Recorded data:
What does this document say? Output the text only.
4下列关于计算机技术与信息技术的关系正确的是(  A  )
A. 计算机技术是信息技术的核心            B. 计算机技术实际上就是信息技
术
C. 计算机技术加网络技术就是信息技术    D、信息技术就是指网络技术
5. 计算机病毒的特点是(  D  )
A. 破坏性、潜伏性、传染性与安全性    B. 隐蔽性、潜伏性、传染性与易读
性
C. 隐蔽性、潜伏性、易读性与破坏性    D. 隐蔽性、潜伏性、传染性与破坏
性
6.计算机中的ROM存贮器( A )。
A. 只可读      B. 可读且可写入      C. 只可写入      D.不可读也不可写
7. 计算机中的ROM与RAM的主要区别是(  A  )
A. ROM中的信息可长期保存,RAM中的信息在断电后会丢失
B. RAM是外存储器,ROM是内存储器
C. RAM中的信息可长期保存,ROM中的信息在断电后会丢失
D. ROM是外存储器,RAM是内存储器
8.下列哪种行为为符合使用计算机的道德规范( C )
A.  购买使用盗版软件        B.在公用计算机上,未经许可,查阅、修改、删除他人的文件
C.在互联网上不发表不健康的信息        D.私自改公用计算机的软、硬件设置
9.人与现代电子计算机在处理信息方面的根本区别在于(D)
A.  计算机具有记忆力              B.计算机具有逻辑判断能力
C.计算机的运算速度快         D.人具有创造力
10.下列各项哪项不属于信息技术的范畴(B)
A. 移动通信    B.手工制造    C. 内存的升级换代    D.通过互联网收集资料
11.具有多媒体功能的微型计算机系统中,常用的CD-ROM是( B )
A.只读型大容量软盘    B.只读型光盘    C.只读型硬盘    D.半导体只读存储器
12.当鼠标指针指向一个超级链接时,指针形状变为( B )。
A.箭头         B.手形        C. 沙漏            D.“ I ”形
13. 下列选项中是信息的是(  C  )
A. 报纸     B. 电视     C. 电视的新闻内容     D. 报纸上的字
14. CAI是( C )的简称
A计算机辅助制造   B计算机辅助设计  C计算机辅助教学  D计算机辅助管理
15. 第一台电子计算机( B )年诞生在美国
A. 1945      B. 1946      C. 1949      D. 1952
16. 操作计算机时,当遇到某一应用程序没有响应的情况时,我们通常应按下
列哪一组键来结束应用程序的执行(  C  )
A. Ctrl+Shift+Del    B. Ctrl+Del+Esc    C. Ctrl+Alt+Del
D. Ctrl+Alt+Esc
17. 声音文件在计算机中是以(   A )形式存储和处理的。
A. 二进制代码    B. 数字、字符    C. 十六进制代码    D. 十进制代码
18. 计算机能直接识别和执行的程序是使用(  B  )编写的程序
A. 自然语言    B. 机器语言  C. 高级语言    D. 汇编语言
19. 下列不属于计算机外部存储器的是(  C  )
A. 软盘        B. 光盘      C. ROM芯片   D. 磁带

:: Task to carry out ::
Take the lines above and retype all of them exactly.

:: Answer to the problem ::
What does this document say? Output the text only.
4下列关于计算机技术与信息技术的关系正确的是(  A  )
A. 计算机技术是信息技术的核心            B. 计算机技术实际上就是信息技
术
C. 计算机技术加网络技术就是信息技术    D、信息技术就是指网络技术
5. 计算机病毒的特点是(  D  )
A. 破坏性、潜伏性、传染性与安全性    B. 隐蔽性、潜伏性、传染性与易读
性
C. 隐蔽性、潜伏性、易读性与破坏性    D. 隐蔽性、潜伏性、传染性与破坏
性
6.计算机中的ROM存贮器( A )。
A. 只可读      B. 可读且可写入      C. 只可写入      D.不可读也不可写
7. 计算机中的ROM与RAM的主要区别是(  A  )
A. ROM中的信息可长期保存,RAM中的信息在断电后会丢失
B. RAM是外存储器,ROM是内存储器
C. RAM中的信息可长期保存,ROM中的信息在断电后会丢失
D. ROM是外存储器,RAM是内存储器
8.下列哪种行为为符合使用计算机的道德规范( C )
A.  购买使用盗版软件        B.在公用计算机上,未经许可,查阅、修改、删除他人的文件
C.在互联网上不发表不健康的信息        D.私自改公用计算机的软、硬件设置
9.人与现代电子计算机在处理信息方面的根本区别在于(D)
A.  计算机具有记忆力              B.计算机具有逻辑判断能力
C.计算机的运算速度快         D.人具有创造力
10.下列各项哪项不属于信息技术的范畴(B)
A. 移动通信    B.手工制造    C. 内存的升级换代    D.通过互联网收集资料
11.具有多媒体功能的微型计算机系统中,常用的CD-ROM是( B )
A.只读型大容量软盘    B.只读型光盘    C.只读型硬盘    D.半导体只读存储器
12.当鼠标指针指向一个超级链接时,指针形状变为( B )。
A.箭头         B.手形        C. 沙漏            D.“ I ”形
13. 下列选项中是信息的是(  C  )
A. 报纸     B. 电视     C. 电视的新闻内容     D. 报纸上的字
14. CAI是( C )的简称
A计算机辅助制造   B计算机辅助设计  C计算机辅助教学  D计算机辅助管理
15. 第一台电子计算机( B )年诞生在美国
A. 1945      B. 1946      C. 1949      D. 1952
16. 操作计算机时,当遇到某一应用程序没有响应的情况时,我们通常应按下
列哪一组键来结束应用程序的执行(  C  )
A. Ctrl+Shift+Del    B. Ctrl+Del+Esc    C. Ctrl+Alt+Del
D. Ctrl+Alt+Esc
17. 声音文件在计算机中是以(   A )形式存储和处理的。
A. 二进制代码    B. 数字、字符    C. 十六进制代码    D. 十进制代码
18. 计算机能直接识别和执行的程序是使用(  B  )编写的程序
A. 自然语言    B. 机器语言  C. 高级语言    D. 汇编语言
19. 下列不属于计算机外部存储器的是(  C  )
A. 软盘        B. 光盘      C. ROM芯片   D. 磁带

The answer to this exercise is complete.